» Written exercise
Output every line below without omitting or altering anything.

» Listed records
>> Begin
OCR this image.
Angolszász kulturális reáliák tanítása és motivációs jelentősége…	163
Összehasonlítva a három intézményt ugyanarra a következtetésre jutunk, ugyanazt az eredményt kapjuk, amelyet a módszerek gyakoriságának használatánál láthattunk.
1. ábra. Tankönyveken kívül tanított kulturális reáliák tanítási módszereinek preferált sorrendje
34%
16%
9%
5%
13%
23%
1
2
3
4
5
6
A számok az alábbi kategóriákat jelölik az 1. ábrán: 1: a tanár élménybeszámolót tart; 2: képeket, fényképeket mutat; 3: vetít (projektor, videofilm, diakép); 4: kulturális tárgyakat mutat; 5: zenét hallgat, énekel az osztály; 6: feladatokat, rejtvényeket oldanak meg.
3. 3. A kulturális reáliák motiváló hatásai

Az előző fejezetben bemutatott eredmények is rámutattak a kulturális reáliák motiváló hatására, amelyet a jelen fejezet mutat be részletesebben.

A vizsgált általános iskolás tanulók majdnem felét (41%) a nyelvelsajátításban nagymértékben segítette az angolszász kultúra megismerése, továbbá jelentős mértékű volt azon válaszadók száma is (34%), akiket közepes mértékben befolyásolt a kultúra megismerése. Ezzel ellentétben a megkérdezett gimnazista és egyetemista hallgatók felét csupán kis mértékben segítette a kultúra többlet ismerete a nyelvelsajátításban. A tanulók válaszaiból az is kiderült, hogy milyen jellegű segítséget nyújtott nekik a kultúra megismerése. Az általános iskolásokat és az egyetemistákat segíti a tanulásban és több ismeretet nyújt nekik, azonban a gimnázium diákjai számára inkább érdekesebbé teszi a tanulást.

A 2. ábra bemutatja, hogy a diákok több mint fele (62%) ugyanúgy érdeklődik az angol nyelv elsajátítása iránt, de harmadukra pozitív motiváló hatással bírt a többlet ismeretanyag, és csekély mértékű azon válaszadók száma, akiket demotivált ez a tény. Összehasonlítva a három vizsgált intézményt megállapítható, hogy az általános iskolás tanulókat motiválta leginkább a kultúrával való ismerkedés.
>> End
» Output
OCR this image.
Angolszász kulturális reáliák tanítása és motivációs jelentősége…	163
Összehasonlítva a három intézményt ugyanarra a következtetésre jutunk, ugyanazt az eredményt kapjuk, amelyet a módszerek gyakoriságának használatánál láthattunk.
1. ábra. Tankönyveken kívül tanított kulturális reáliák tanítási módszereinek preferált sorrendje
34%
16%
9%
5%
13%
23%
1
2
3
4
5
6
A számok az alábbi kategóriákat jelölik az 1. ábrán: 1: a tanár élménybeszámolót tart; 2: képeket, fényképeket mutat; 3: vetít (projektor, videofilm, diakép); 4: kulturális tárgyakat mutat; 5: zenét hallgat, énekel az osztály; 6: feladatokat, rejtvényeket oldanak meg.
3. 3. A kulturális reáliák motiváló hatásai

Az előző fejezetben bemutatott eredmények is rámutattak a kulturális reáliák motiváló hatására, amelyet a jelen fejezet mutat be részletesebben.

A vizsgált általános iskolás tanulók majdnem felét (41%) a nyelvelsajátításban nagymértékben segítette az angolszász kultúra megismerése, továbbá jelentős mértékű volt azon válaszadók száma is (34%), akiket közepes mértékben befolyásolt a kultúra megismerése. Ezzel ellentétben a megkérdezett gimnazista és egyetemista hallgatók felét csupán kis mértékben segítette a kultúra többlet ismerete a nyelvelsajátításban. A tanulók válaszaiból az is kiderült, hogy milyen jellegű segítséget nyújtott nekik a kultúra megismerése. Az általános iskolásokat és az egyetemistákat segíti a tanulásban és több ismeretet nyújt nekik, azonban a gimnázium diákjai számára inkább érdekesebbé teszi a tanulást.

A 2. ábra bemutatja, hogy a diákok több mint fele (62%) ugyanúgy érdeklődik az angol nyelv elsajátítása iránt, de harmadukra pozitív motiváló hatással bírt a többlet ismeretanyag, és csekély mértékű azon válaszadók száma, akiket demotivált ez a tény. Összehasonlítva a három vizsgált intézményt megállapítható, hogy az általános iskolás tanulókat motiválta leginkább a kultúrával való ismerkedés.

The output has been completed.